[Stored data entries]
######

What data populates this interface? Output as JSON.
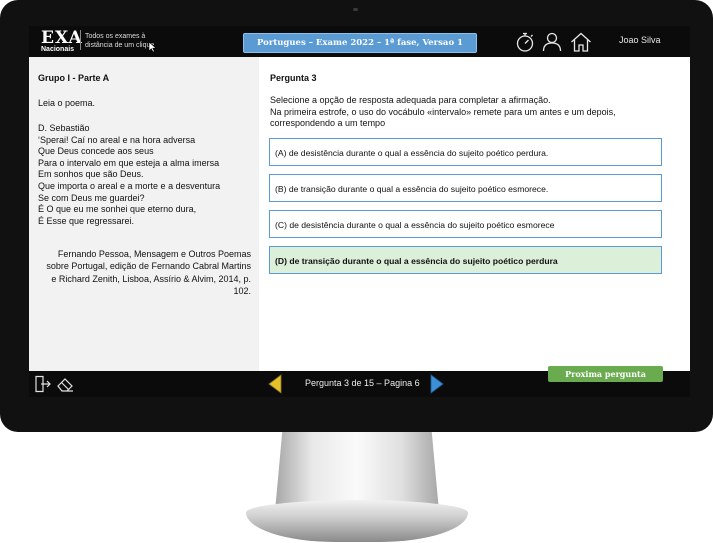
{
  "header": {
    "logo_main": "EXA",
    "logo_sub": "Nacionais",
    "tagline": "Todos os exames à distância de um clique",
    "exam_title": "Portugues – Exame 2022 – 1ª fase, Versao 1",
    "user_name": "Joao Silva",
    "icons": [
      "stopwatch-icon",
      "user-icon",
      "home-icon"
    ]
  },
  "left_panel": {
    "group_title": "Grupo I - Parte A",
    "intro": "Leia o poema.",
    "poem_lines": [
      "D. Sebastião",
      "‘Sperai! Caí no areal e na hora adversa",
      "Que Deus concede aos seus",
      "Para o intervalo em que esteja a alma imersa",
      "Em sonhos que são Deus.",
      "Que importa o areal e a morte e a desventura",
      "Se com Deus me guardei?",
      "É O que eu me sonhei que eterno dura,",
      "É Esse que regressarei."
    ],
    "source": "Fernando Pessoa, Mensagem e Outros Poemas sobre Portugal, edição de Fernando Cabral Martins e Richard Zenith, Lisboa, Assírio & Alvim, 2014, p. 102."
  },
  "question": {
    "title": "Pergunta 3",
    "text_line1": "Selecione a opção de resposta adequada para completar a afirmação.",
    "text_line2": "Na primeira estrofe, o uso do vocábulo «intervalo» remete para um antes e um depois, correspondendo a um tempo",
    "options": [
      {
        "label": "(A) de desistência durante o qual a essência do sujeito poético perdura.",
        "selected": false
      },
      {
        "label": "(B) de transição durante o qual a essência do sujeito poético esmorece.",
        "selected": false
      },
      {
        "label": "(C) de desistência durante o qual a essência do sujeito poético esmorece",
        "selected": false
      },
      {
        "label": "(D) de transição durante o qual a essência do sujeito poético perdura",
        "selected": true
      }
    ]
  },
  "footer": {
    "pager": "Pergunta 3 de 15 – Pagina 6",
    "next_button": "Proxima pergunta",
    "icons": [
      "exit-icon",
      "eraser-icon",
      "prev-arrow-icon",
      "next-arrow-icon"
    ]
  },
  "colors": {
    "title_bar_blue": "#5a9bd4",
    "option_border": "#5b9bd5",
    "selected_option_bg": "#dcefd9",
    "next_button_green": "#6aab4f",
    "arrow_yellow": "#e6c12a",
    "arrow_blue": "#3d8fd8"
  }
}
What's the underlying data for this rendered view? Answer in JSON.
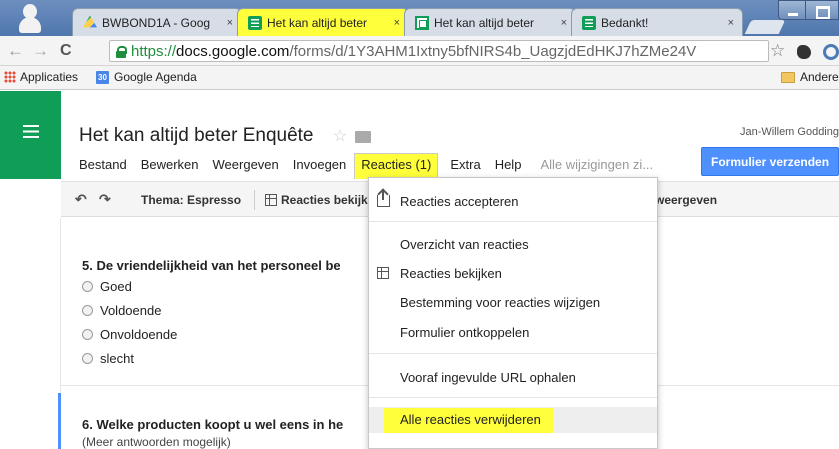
{
  "browser": {
    "tabs": [
      {
        "label": "BWBOND1A - Goog",
        "favicon": "drive-icon"
      },
      {
        "label": "Het kan altijd beter",
        "favicon": "forms-icon"
      },
      {
        "label": "Het kan altijd beter",
        "favicon": "sheets-icon"
      },
      {
        "label": "Bedankt!",
        "favicon": "forms-icon"
      }
    ],
    "tab_close": "×",
    "url": {
      "scheme": "https://",
      "host": "docs.google.com",
      "path": "/forms/d/1Y3AHM1Ixtny5bfNIRS4b_UagzjdEdHKJ7hZMe24V"
    },
    "bookmarks": [
      {
        "label": "Applicaties",
        "icon": "apps-icon"
      },
      {
        "label": "Google Agenda",
        "icon": "calendar-icon",
        "icon_text": "30"
      },
      {
        "label": "Andere bla",
        "icon": "folder-icon"
      }
    ]
  },
  "app": {
    "doc_title": "Het kan altijd beter Enquête",
    "user": "Jan-Willem Godding",
    "send_button": "Formulier verzenden",
    "autosave_status": "Alle wijzigingen zi...",
    "menus": [
      "Bestand",
      "Bewerken",
      "Weergeven",
      "Invoegen",
      "Reacties (1)",
      "Extra",
      "Help"
    ],
    "active_menu_index": 4,
    "accent_color": "#0f9d58",
    "highlight_color": "#ffff3b"
  },
  "toolbar": {
    "theme": "Thema: Espresso",
    "view_responses": "Reacties bekijk",
    "right_fragment": "weergeven"
  },
  "form": {
    "q5": {
      "title": "5. De vriendelijkheid van het personeel be",
      "options": [
        "Goed",
        "Voldoende",
        "Onvoldoende",
        "slecht"
      ]
    },
    "q6": {
      "title": "6. Welke producten koopt u wel eens in he",
      "help": "(Meer antwoorden mogelijk)"
    }
  },
  "dropdown": {
    "items": [
      {
        "label": "Reacties accepteren",
        "icon": "accept-responses-icon"
      },
      {
        "label": "Overzicht van reacties"
      },
      {
        "label": "Reacties bekijken",
        "icon": "spreadsheet-grid-icon"
      },
      {
        "label": "Bestemming voor reacties wijzigen"
      },
      {
        "label": "Formulier ontkoppelen"
      },
      {
        "label": "Vooraf ingevulde URL ophalen"
      },
      {
        "label": "Alle reacties verwijderen",
        "highlighted": true
      }
    ]
  }
}
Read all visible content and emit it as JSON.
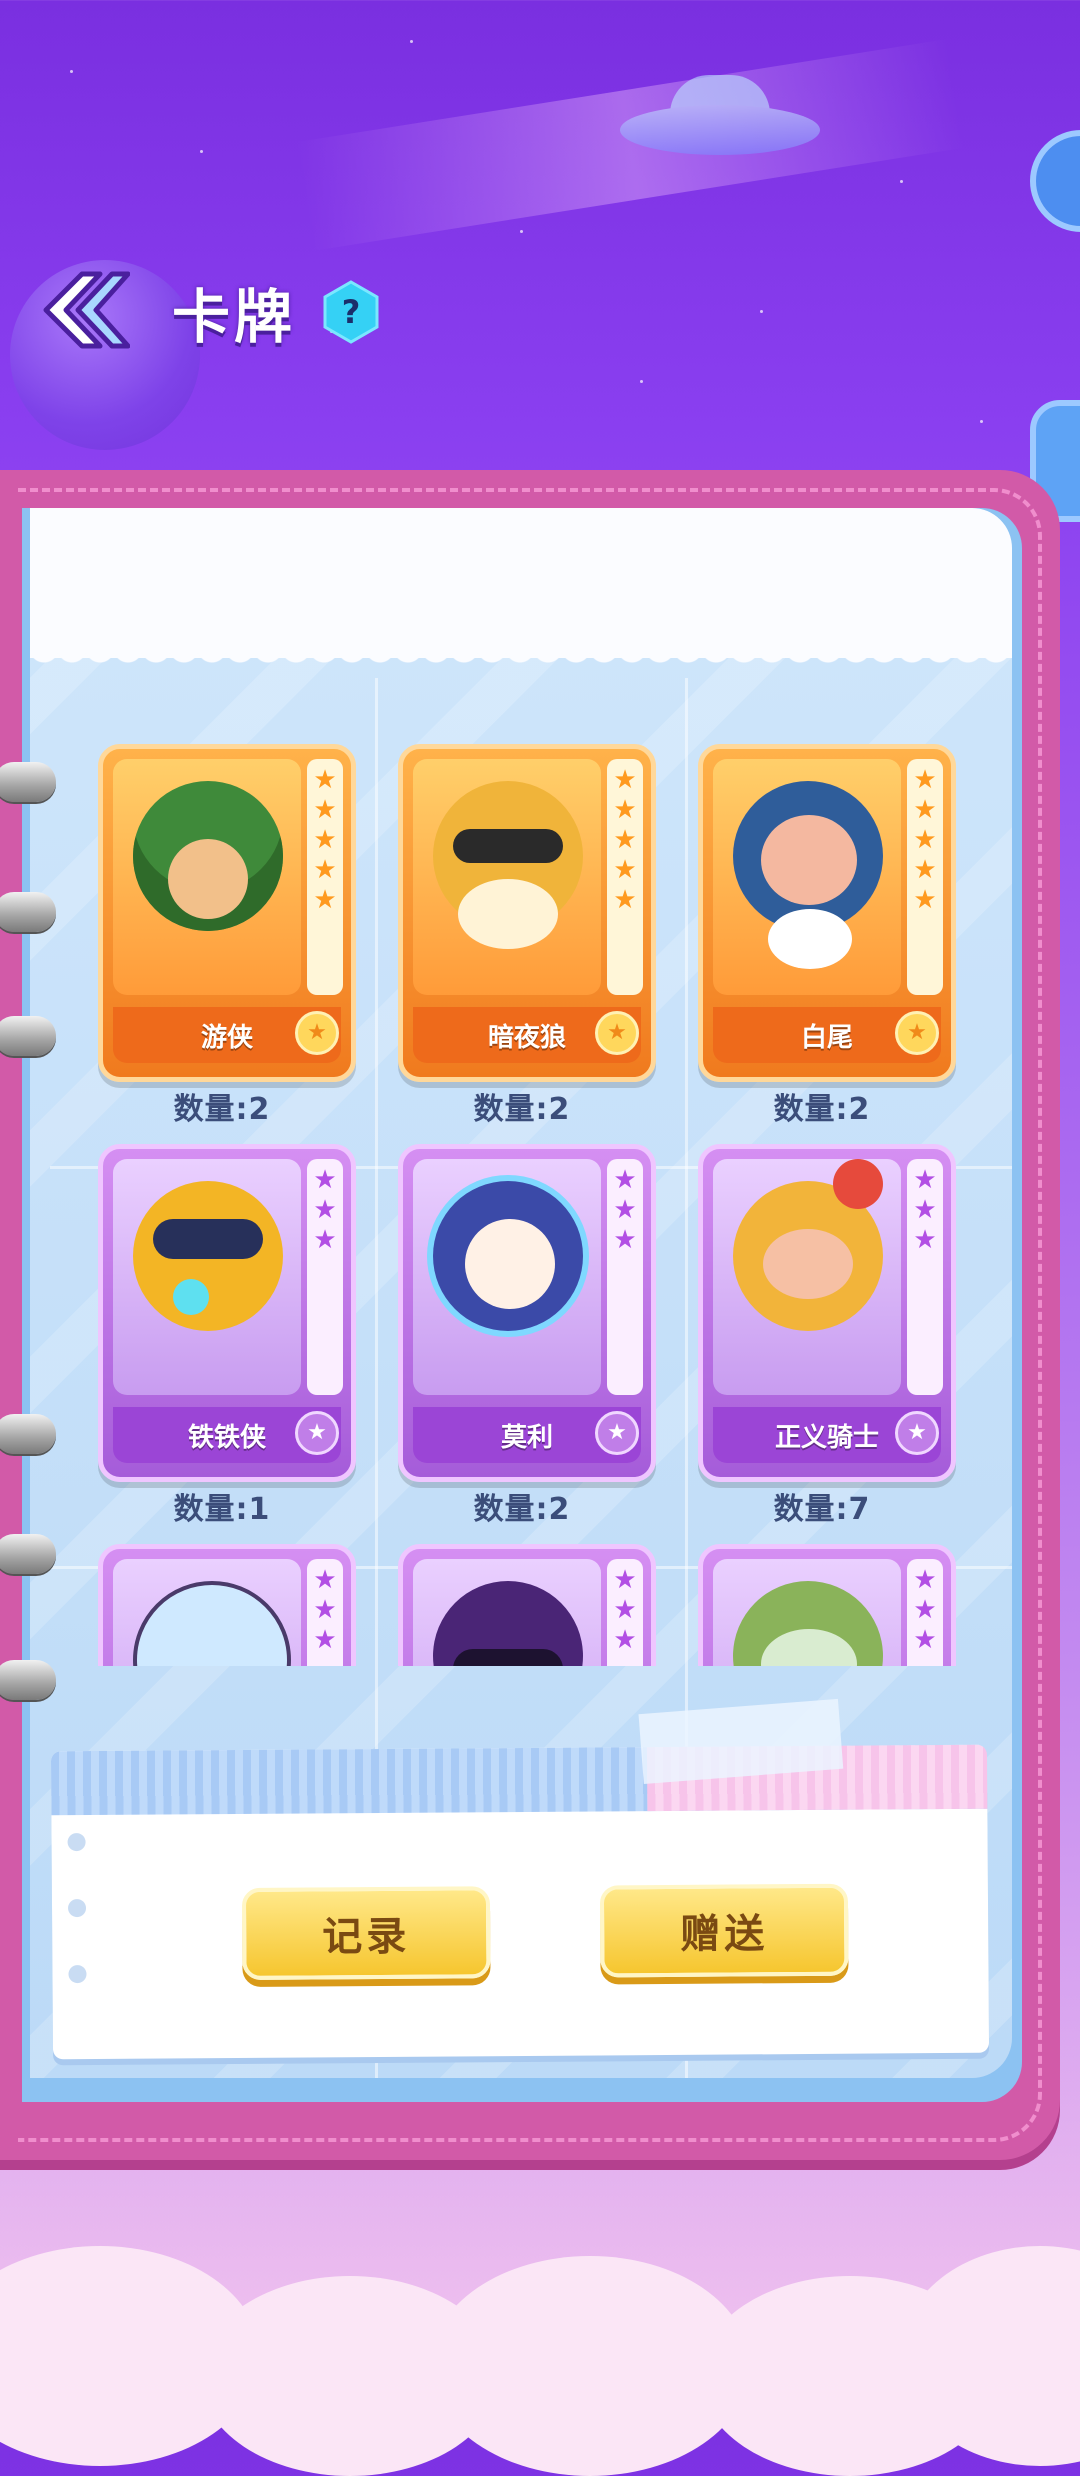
{
  "header": {
    "title": "卡牌",
    "help_label": "?"
  },
  "cards": [
    {
      "name": "游侠",
      "rarity": "orange",
      "stars": 5,
      "quantity": "数量:2"
    },
    {
      "name": "暗夜狼",
      "rarity": "orange",
      "stars": 5,
      "quantity": "数量:2"
    },
    {
      "name": "白尾",
      "rarity": "orange",
      "stars": 5,
      "quantity": "数量:2"
    },
    {
      "name": "铁铁侠",
      "rarity": "purple",
      "stars": 3,
      "quantity": "数量:1"
    },
    {
      "name": "莫利",
      "rarity": "purple",
      "stars": 3,
      "quantity": "数量:2"
    },
    {
      "name": "正义骑士",
      "rarity": "purple",
      "stars": 3,
      "quantity": "数量:7"
    },
    {
      "name": "",
      "rarity": "purple",
      "stars": 3,
      "quantity": ""
    },
    {
      "name": "",
      "rarity": "purple",
      "stars": 3,
      "quantity": ""
    },
    {
      "name": "",
      "rarity": "purple",
      "stars": 3,
      "quantity": ""
    }
  ],
  "actions": {
    "record_label": "记录",
    "gift_label": "赠送"
  },
  "colors": {
    "background_top": "#7a2fe0",
    "notebook_cover": "#d25aa8",
    "card_orange": "#f07a1e",
    "card_purple": "#a55cd9",
    "button_yellow": "#f6c62f"
  }
}
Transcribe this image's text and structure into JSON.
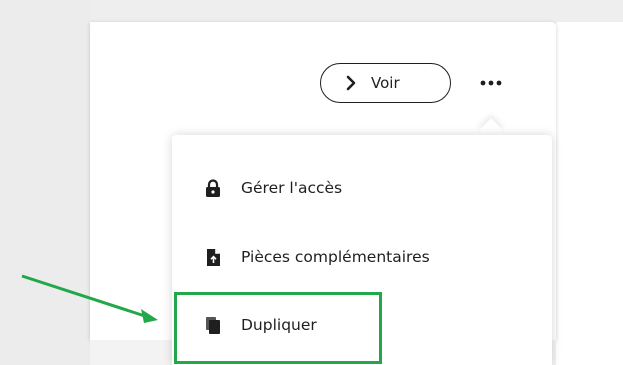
{
  "toolbar": {
    "view_label": "Voir",
    "more_icon": "more-horizontal-icon"
  },
  "menu": {
    "items": [
      {
        "label": "Gérer l'accès",
        "icon": "lock-icon"
      },
      {
        "label": "Pièces complémentaires",
        "icon": "file-upload-icon"
      },
      {
        "label": "Dupliquer",
        "icon": "duplicate-icon"
      }
    ]
  },
  "colors": {
    "annotation": "#22a84a",
    "text": "#1f1f1f",
    "background": "#e8e8e8"
  }
}
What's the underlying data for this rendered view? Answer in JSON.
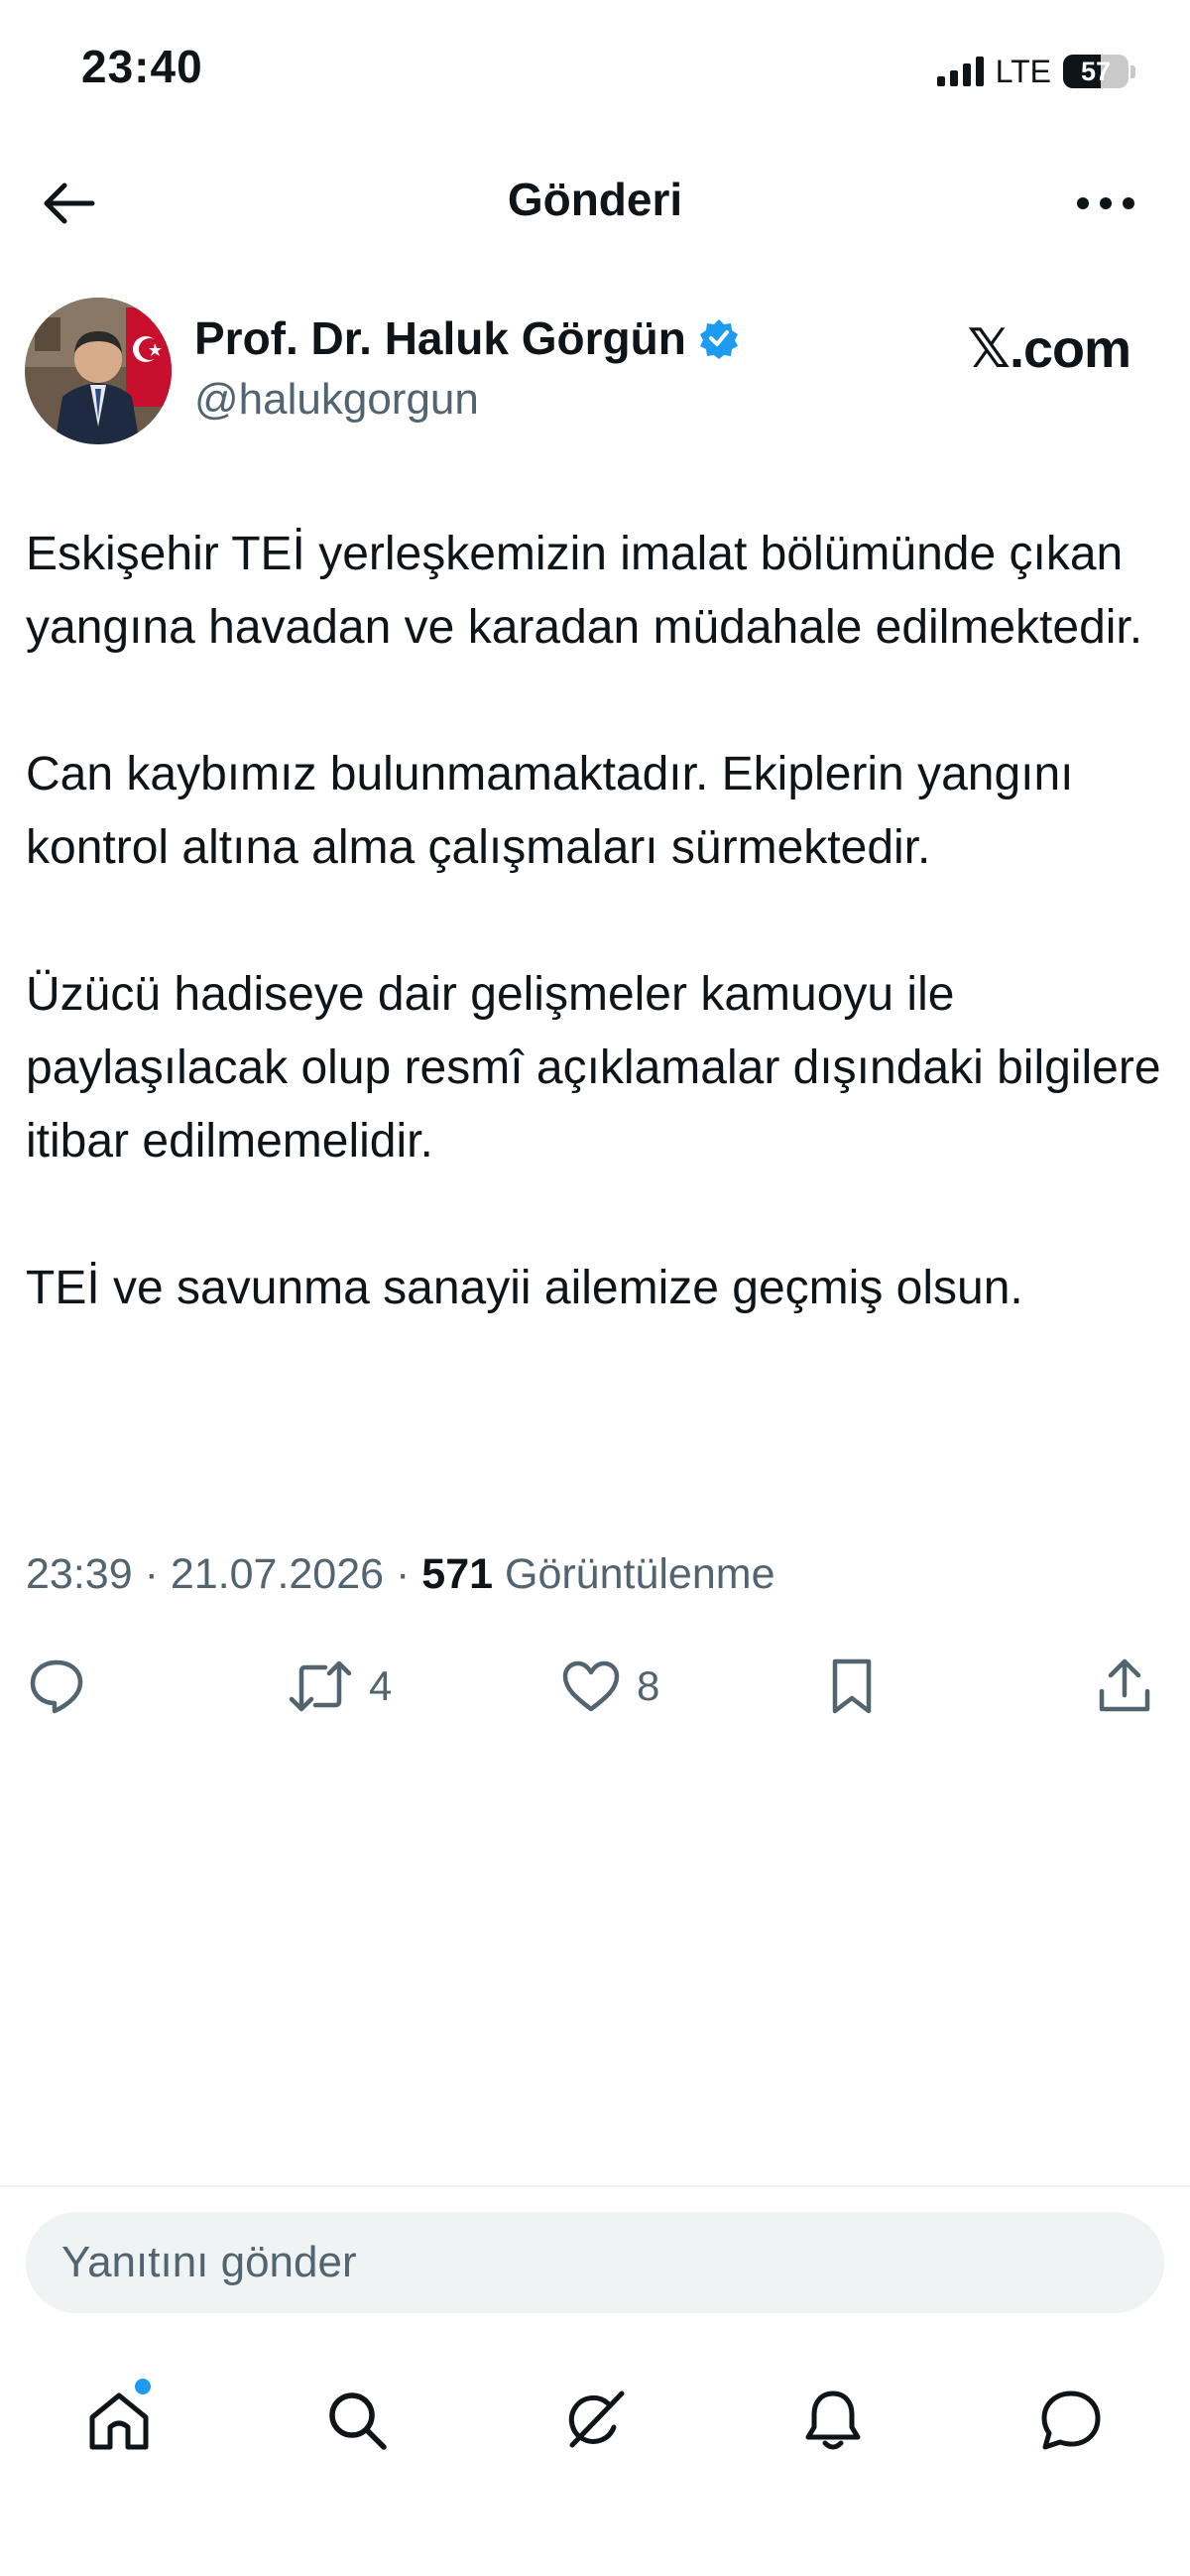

######

### WHAT TO WORK ON
Can the lines from the one with "Transcribe this image's" to the end of the records above be quoted exactly, both ends included, with every picture omitted?

### SOLUTION TO THIS EXERCISE
Transcribe this image's text and structure into JSON.
{
  "toolbar": {
    "view_label": "Voir",
    "more_icon": "more-horizontal-icon"
  },
  "menu": {
    "items": [
      {
        "label": "Gérer l'accès",
        "icon": "lock-icon"
      },
      {
        "label": "Pièces complémentaires",
        "icon": "file-upload-icon"
      },
      {
        "label": "Dupliquer",
        "icon": "duplicate-icon"
      }
    ]
  },
  "colors": {
    "annotation": "#22a84a",
    "text": "#1f1f1f",
    "background": "#e8e8e8"
  }
}
What's the underlying data for this rendered view? Answer in JSON.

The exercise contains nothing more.